[Collected data entries]
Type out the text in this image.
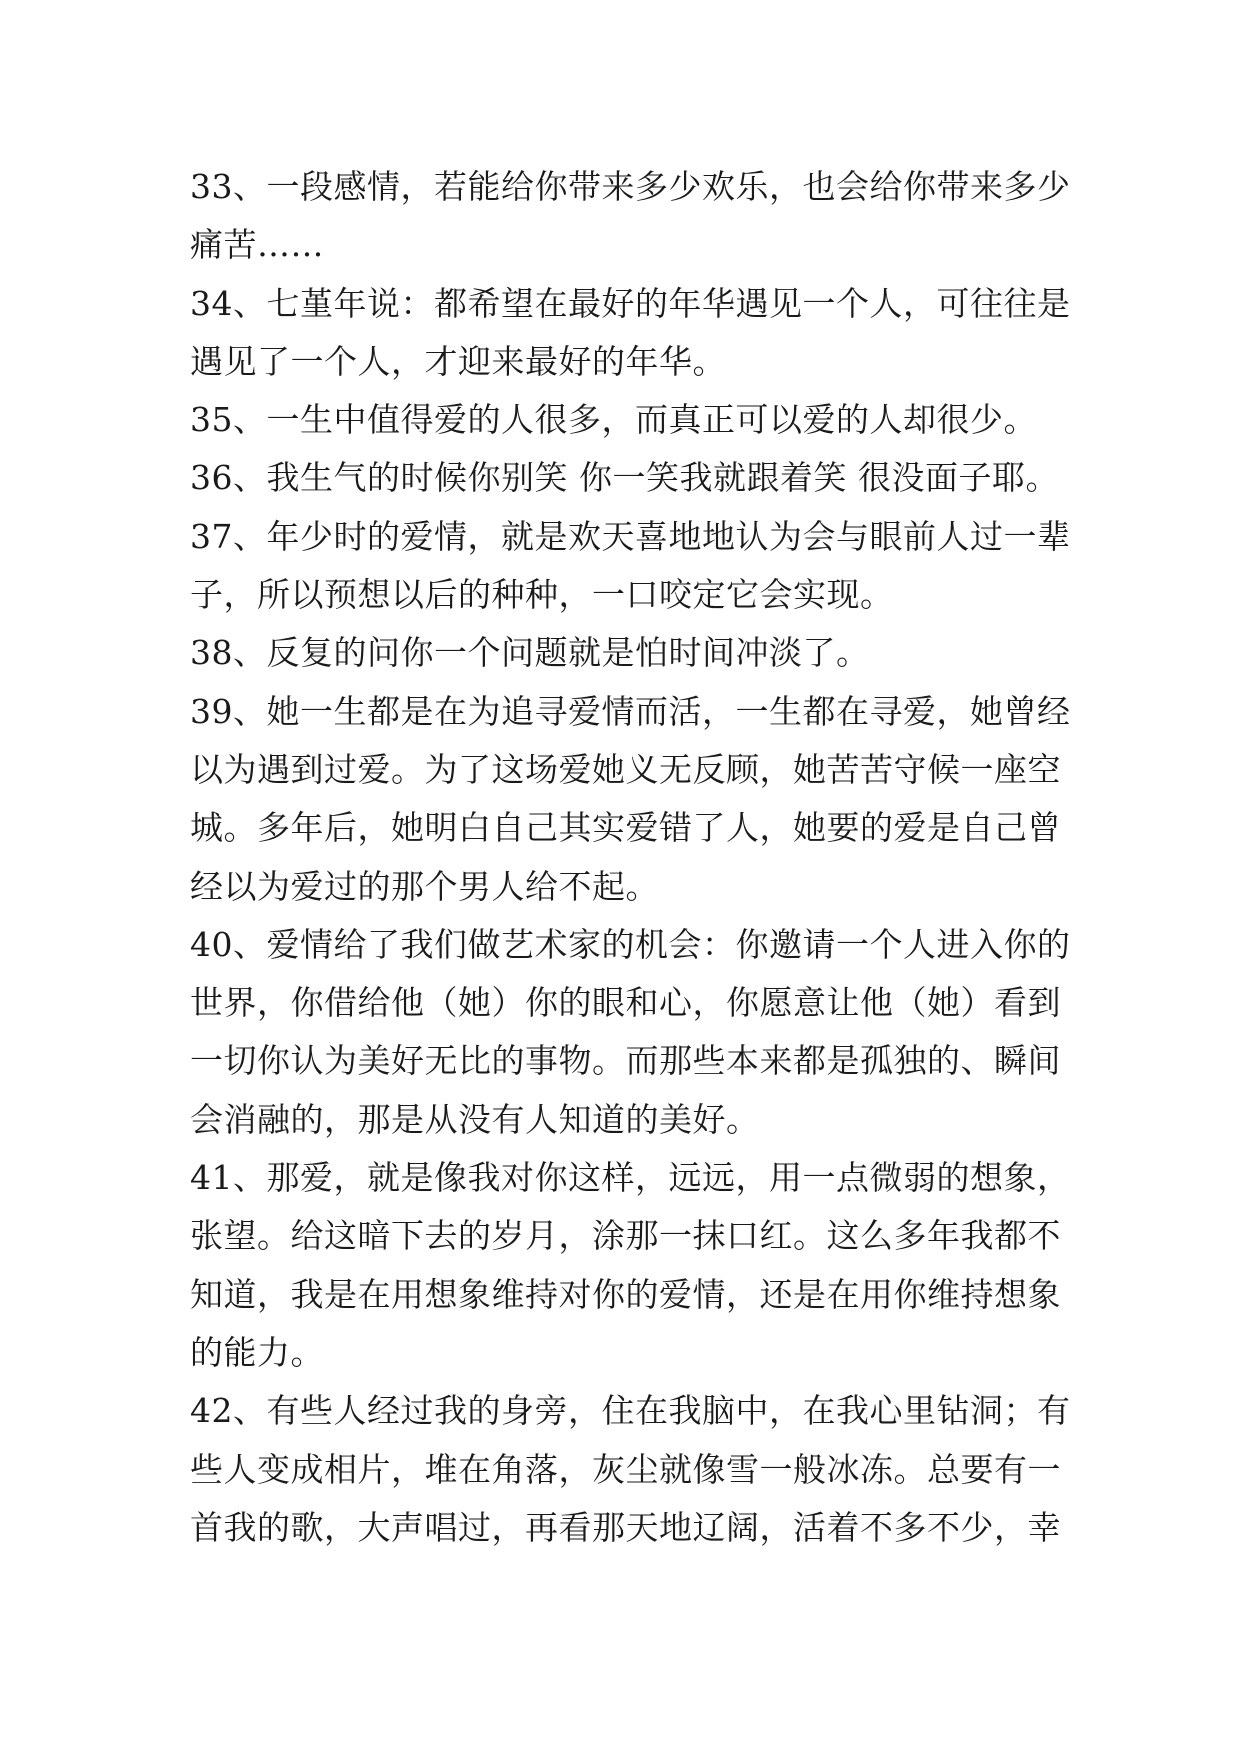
33、一段感情，若能给你带来多少欢乐，也会给你带来多少
痛苦……
34、七堇年说：都希望在最好的年华遇见一个人，可往往是
遇见了一个人，才迎来最好的年华。
35、一生中值得爱的人很多，而真正可以爱的人却很少。
36、我生气的时候你别笑 你一笑我就跟着笑 很没面子耶。
37、年少时的爱情，就是欢天喜地地认为会与眼前人过一辈
子，所以预想以后的种种，一口咬定它会实现。
38、反复的问你一个问题就是怕时间冲淡了。
39、她一生都是在为追寻爱情而活，一生都在寻爱，她曾经
以为遇到过爱。为了这场爱她义无反顾，她苦苦守候一座空
城。多年后，她明白自己其实爱错了人，她要的爱是自己曾
经以为爱过的那个男人给不起。
40、爱情给了我们做艺术家的机会：你邀请一个人进入你的
世界，你借给他（她）你的眼和心，你愿意让他（她）看到
一切你认为美好无比的事物。而那些本来都是孤独的、瞬间
会消融的，那是从没有人知道的美好。
41、那爱，就是像我对你这样，远远，用一点微弱的想象，
张望。给这暗下去的岁月，涂那一抹口红。这么多年我都不
知道，我是在用想象维持对你的爱情，还是在用你维持想象
的能力。
42、有些人经过我的身旁，住在我脑中，在我心里钻洞；有
些人变成相片，堆在角落，灰尘就像雪一般冰冻。总要有一
首我的歌，大声唱过，再看那天地辽阔，活着不多不少，幸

* What you should do:
Go through the listing above and write it out again exactly, dropping the pictures.

* Completed exercise:
Type out the text in this image.
33、一段感情，若能给你带来多少欢乐，也会给你带来多少
痛苦……
34、七堇年说：都希望在最好的年华遇见一个人，可往往是
遇见了一个人，才迎来最好的年华。
35、一生中值得爱的人很多，而真正可以爱的人却很少。
36、我生气的时候你别笑 你一笑我就跟着笑 很没面子耶。
37、年少时的爱情，就是欢天喜地地认为会与眼前人过一辈
子，所以预想以后的种种，一口咬定它会实现。
38、反复的问你一个问题就是怕时间冲淡了。
39、她一生都是在为追寻爱情而活，一生都在寻爱，她曾经
以为遇到过爱。为了这场爱她义无反顾，她苦苦守候一座空
城。多年后，她明白自己其实爱错了人，她要的爱是自己曾
经以为爱过的那个男人给不起。
40、爱情给了我们做艺术家的机会：你邀请一个人进入你的
世界，你借给他（她）你的眼和心，你愿意让他（她）看到
一切你认为美好无比的事物。而那些本来都是孤独的、瞬间
会消融的，那是从没有人知道的美好。
41、那爱，就是像我对你这样，远远，用一点微弱的想象，
张望。给这暗下去的岁月，涂那一抹口红。这么多年我都不
知道，我是在用想象维持对你的爱情，还是在用你维持想象
的能力。
42、有些人经过我的身旁，住在我脑中，在我心里钻洞；有
些人变成相片，堆在角落，灰尘就像雪一般冰冻。总要有一
首我的歌，大声唱过，再看那天地辽阔，活着不多不少，幸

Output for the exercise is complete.